Part of a data file:

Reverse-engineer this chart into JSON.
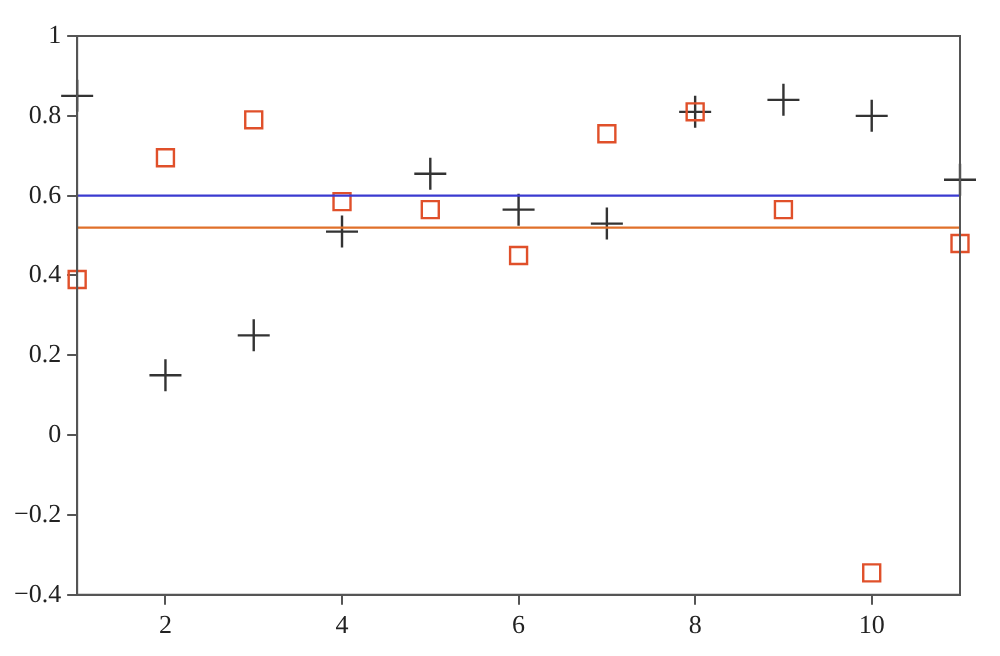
{
  "chart_data": {
    "type": "scatter",
    "x": [
      1,
      2,
      3,
      4,
      5,
      6,
      7,
      8,
      9,
      10,
      11
    ],
    "series": [
      {
        "color": "#333333",
        "marker": "cross",
        "values": [
          0.85,
          0.15,
          0.25,
          0.51,
          0.655,
          0.565,
          0.53,
          0.81,
          0.84,
          0.8,
          0.64
        ]
      },
      {
        "color": "#e0502a",
        "marker": "square",
        "values": [
          0.39,
          0.695,
          0.79,
          0.585,
          0.565,
          0.45,
          0.755,
          0.81,
          0.565,
          -0.345,
          0.48
        ]
      }
    ],
    "ref_lines": [
      {
        "axis": "y",
        "value": 0.6,
        "color": "#3a3ad0"
      },
      {
        "axis": "y",
        "value": 0.52,
        "color": "#e0702a"
      }
    ],
    "xlim": [
      1,
      11
    ],
    "xticks": [
      2,
      4,
      6,
      8,
      10
    ],
    "ylim": [
      -0.4,
      1
    ],
    "yticks": [
      -0.4,
      -0.2,
      0,
      0.2,
      0.4,
      0.6,
      0.8,
      1
    ],
    "grid": false,
    "legend": false
  }
}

Your goal ▸ Return the listing above unchanged, apart from dropping its pictures.

Complete response ▸
Reverse-engineer this chart into JSON.
{
  "chart_data": {
    "type": "scatter",
    "x": [
      1,
      2,
      3,
      4,
      5,
      6,
      7,
      8,
      9,
      10,
      11
    ],
    "series": [
      {
        "color": "#333333",
        "marker": "cross",
        "values": [
          0.85,
          0.15,
          0.25,
          0.51,
          0.655,
          0.565,
          0.53,
          0.81,
          0.84,
          0.8,
          0.64
        ]
      },
      {
        "color": "#e0502a",
        "marker": "square",
        "values": [
          0.39,
          0.695,
          0.79,
          0.585,
          0.565,
          0.45,
          0.755,
          0.81,
          0.565,
          -0.345,
          0.48
        ]
      }
    ],
    "ref_lines": [
      {
        "axis": "y",
        "value": 0.6,
        "color": "#3a3ad0"
      },
      {
        "axis": "y",
        "value": 0.52,
        "color": "#e0702a"
      }
    ],
    "xlim": [
      1,
      11
    ],
    "xticks": [
      2,
      4,
      6,
      8,
      10
    ],
    "ylim": [
      -0.4,
      1
    ],
    "yticks": [
      -0.4,
      -0.2,
      0,
      0.2,
      0.4,
      0.6,
      0.8,
      1
    ],
    "grid": false,
    "legend": false
  }
}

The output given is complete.